Читаем Кривое горе. Память о непогребенных полностью

В типическом случае, и это международная практика, мемориалы на местах массовых пыток и казней состоят из двух принципиально разных частей, музея и монумента. Музей рассказывает историю террора и показывает материальные следы событий. Он создает связный нарратив и может быть подвергнут дискурсивному анализу и критике, подобно книге или лекции. В отличие от исторического музея монумент не подлежит рациональному осмыслению. Он вызывает эмоциональную реакцию и этим похож на ритуал. Музеи воплощают в себе историческое знание; памятники — это произведения искусства, они не претендуют на достоверность. Экспонаты музея восстанавливают прошлое таким, каким оно было; наоборот, памятник утверждает отличия настоящего от прошлого. В музейной части мемориала реконструкции бараков, тюремных или газовых камер отсылают посетителей к своим историческим прототипам, стремясь воспроизвести их максимально точно. Но идея реконструкции заканчивается там, где мы видим памятник, а виден он почти отовсюду. Действительно, в реальном лагере, когда он работал, мучил и уничтожал людей, не было обелисков, увековечивающих их память. Монументы на месте лагерей не воспроизводят историческую реальность, какой она была в прошлом, но выражают отношение к ней, существующее в настоящем. Типичный памятник — это башня, обелиск или другой высокий, видимый отовсюду символ. Вертикальной формой и центральным положением такой памятник похож на деревянный кол, которым прибиты к земле чудовища прошлого.

[Строки данных]

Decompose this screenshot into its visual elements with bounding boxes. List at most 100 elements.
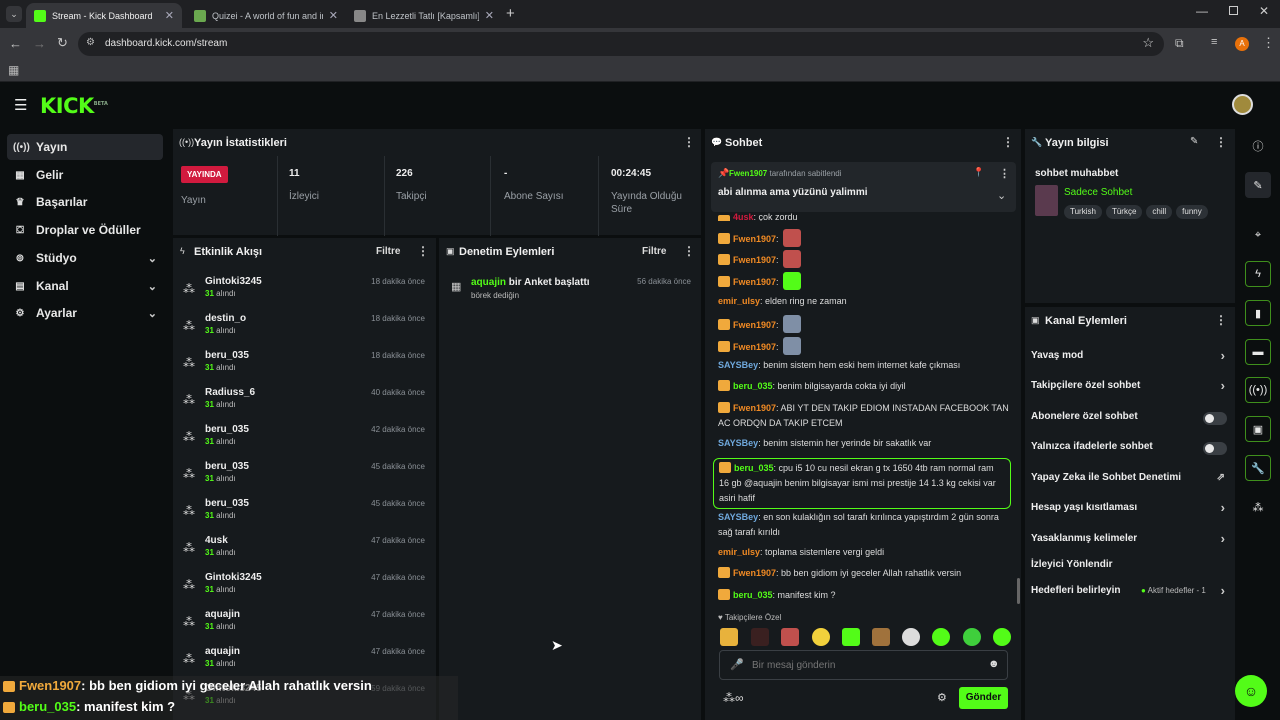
kick-logo[interactable]: KICKBETA: [40, 94, 108, 118]
profile-avatar[interactable]: A: [1235, 37, 1249, 51]
event-username[interactable]: aquajin: [205, 646, 240, 657]
subscribers-chat-toggle[interactable]: [1203, 412, 1227, 425]
focus-icon[interactable]: ⌖: [1245, 222, 1271, 248]
channel-action-banned-words[interactable]: Yasaklanmış kelimeler ›: [1031, 531, 1227, 553]
reload-icon[interactable]: ↻: [57, 35, 68, 51]
channel-action-followers-chat[interactable]: Takipçilere özel sohbet ›: [1031, 378, 1227, 400]
moderation-actor[interactable]: aquajin: [471, 277, 506, 288]
chat-input-box[interactable]: 🎤 ☻: [719, 650, 1008, 680]
emote-icon[interactable]: [872, 628, 890, 646]
apps-grid-icon[interactable]: ▦: [8, 63, 19, 77]
chat-username[interactable]: beru_035: [733, 381, 773, 391]
support-chat-button[interactable]: ☺: [1235, 675, 1267, 707]
emote-icon[interactable]: [932, 628, 950, 646]
unpin-icon[interactable]: 📍: [973, 167, 984, 178]
chat-username[interactable]: beru_035: [733, 590, 773, 600]
edit-icon[interactable]: ✎: [1245, 172, 1271, 198]
chat-panel-icon[interactable]: ▬: [1245, 339, 1271, 365]
pinned-by-user[interactable]: Fwen1907: [729, 169, 767, 178]
chat-username[interactable]: Fwen1907: [733, 234, 776, 244]
channel-actions-menu-icon[interactable]: ⋮: [1215, 313, 1227, 327]
channel-action-slow-mode[interactable]: Yavaş mod ›: [1031, 348, 1227, 370]
chevron-down-icon[interactable]: ⌄: [997, 189, 1006, 202]
sidebar-item-yayin[interactable]: ((•)) Yayın: [7, 134, 163, 160]
event-username[interactable]: beru_035: [205, 498, 249, 509]
event-username[interactable]: Radiuss_6: [205, 387, 255, 398]
broadcast-panel-icon[interactable]: ((•)): [1245, 377, 1271, 403]
event-username[interactable]: Gintoki3245: [205, 572, 262, 583]
new-tab-button[interactable]: +: [506, 5, 515, 22]
extensions-icon[interactable]: ⧉: [1175, 36, 1184, 51]
close-tab-icon[interactable]: ✕: [485, 9, 494, 22]
microphone-icon[interactable]: 🎤: [730, 658, 744, 671]
category-thumbnail[interactable]: [1035, 185, 1058, 216]
close-tab-icon[interactable]: ✕: [165, 9, 174, 22]
emoji-picker-icon[interactable]: ☻: [988, 658, 1000, 670]
back-icon[interactable]: ←: [9, 36, 22, 51]
event-username[interactable]: beru_035: [205, 350, 249, 361]
event-username[interactable]: aquajin: [205, 609, 240, 620]
pinned-menu-icon[interactable]: ⋮: [999, 167, 1010, 180]
browser-tab[interactable]: Quizei - A world of fun and inte ✕: [186, 3, 346, 28]
clipboard-panel-icon[interactable]: ▮: [1245, 300, 1271, 326]
site-info-icon[interactable]: ⚙: [86, 37, 95, 48]
emote-icon[interactable]: [963, 628, 981, 646]
stream-info-menu-icon[interactable]: ⋮: [1215, 135, 1227, 149]
emote-icon[interactable]: [751, 628, 769, 646]
chat-username[interactable]: Fwen1907: [733, 403, 776, 413]
chat-scrollbar[interactable]: [1017, 578, 1020, 604]
chat-message-input[interactable]: [752, 657, 972, 674]
forward-icon[interactable]: →: [33, 36, 46, 51]
points-icon[interactable]: ⁂: [1245, 494, 1271, 520]
activity-filter-button[interactable]: Filtre: [376, 246, 400, 257]
emote-icon[interactable]: [993, 628, 1011, 646]
channel-action-goals[interactable]: Hedefleri belirleyin ● Aktif hedefler - …: [1031, 583, 1227, 605]
event-username[interactable]: 4usk: [205, 535, 228, 546]
channel-action-subscribers-chat[interactable]: Abonelere özel sohbet: [1031, 411, 1227, 431]
stats-menu-icon[interactable]: ⋮: [683, 135, 695, 149]
tag-pill[interactable]: funny: [1176, 205, 1208, 219]
event-username[interactable]: beru_035: [205, 461, 249, 472]
chat-username[interactable]: Fwen1907: [733, 342, 776, 352]
media-icon[interactable]: ≡: [1211, 36, 1217, 48]
emote-icon[interactable]: [842, 628, 860, 646]
event-username[interactable]: beru_035: [205, 424, 249, 435]
address-bar[interactable]: ⚙ dashboard.kick.com/stream ☆: [78, 32, 1164, 56]
chat-menu-icon[interactable]: ⋮: [1002, 135, 1014, 149]
kick-points-icon[interactable]: ⁂∞: [723, 691, 744, 705]
wrench-panel-icon[interactable]: 🔧: [1245, 455, 1271, 481]
moderation-filter-button[interactable]: Filtre: [642, 246, 666, 257]
chat-username[interactable]: SAYSBey: [718, 512, 758, 522]
chat-username[interactable]: emir_ulsy: [718, 296, 760, 306]
restore-icon[interactable]: [1229, 6, 1238, 15]
chat-username[interactable]: Fwen1907: [733, 255, 776, 265]
tag-pill[interactable]: chill: [1146, 205, 1173, 219]
moderation-menu-icon[interactable]: ⋮: [683, 244, 695, 258]
user-avatar[interactable]: [1232, 94, 1253, 115]
event-username[interactable]: Gintoki3245: [205, 276, 262, 287]
sidebar-item-ayarlar[interactable]: ⚙ Ayarlar ⌄: [7, 300, 163, 326]
hamburger-menu-icon[interactable]: ☰: [14, 96, 27, 114]
chat-settings-icon[interactable]: ⚙: [937, 691, 947, 704]
sidebar-item-droplar[interactable]: ⛋ Droplar ve Ödüller: [7, 217, 163, 243]
edit-pencil-icon[interactable]: ✎: [1190, 136, 1198, 147]
tab-search-button[interactable]: ⌄: [6, 6, 22, 22]
emote-icon[interactable]: [720, 628, 738, 646]
emote-only-toggle[interactable]: [1203, 442, 1227, 455]
chat-username[interactable]: SAYSBey: [718, 438, 758, 448]
channel-action-ai-moderation[interactable]: Yapay Zeka ile Sohbet Denetimi ⇗: [1031, 472, 1227, 492]
channel-action-raid[interactable]: İzleyici Yönlendir: [1031, 559, 1227, 579]
bookmark-star-icon[interactable]: ☆: [1142, 35, 1154, 51]
minimize-icon[interactable]: —: [1196, 4, 1208, 18]
emote-icon[interactable]: [781, 628, 799, 646]
pinned-message[interactable]: 📌 Fwen1907 tarafından sabitlendi abi alı…: [711, 162, 1016, 212]
channel-action-emote-only[interactable]: Yalnızca ifadelerle sohbet: [1031, 441, 1227, 461]
chat-username[interactable]: 4usk: [733, 212, 754, 221]
moderation-panel-icon[interactable]: ▣: [1245, 416, 1271, 442]
emote-icon[interactable]: [902, 628, 920, 646]
chat-username[interactable]: beru_035: [734, 463, 774, 473]
sidebar-item-studyo[interactable]: ⊚ Stüdyo ⌄: [7, 245, 163, 271]
chat-username[interactable]: emir_ulsy: [718, 547, 760, 557]
sidebar-item-gelir[interactable]: ▦ Gelir: [7, 162, 163, 188]
browser-menu-icon[interactable]: ⋮: [1262, 35, 1275, 51]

■ **Задание**
Переведите на английский язык предложение из текста о мемориалах: «Музей рассказывает историю террора и показывает материальные следы событий».

■ **Ответ к заданию**
The museum tells the history of the terror and displays the material traces of the events.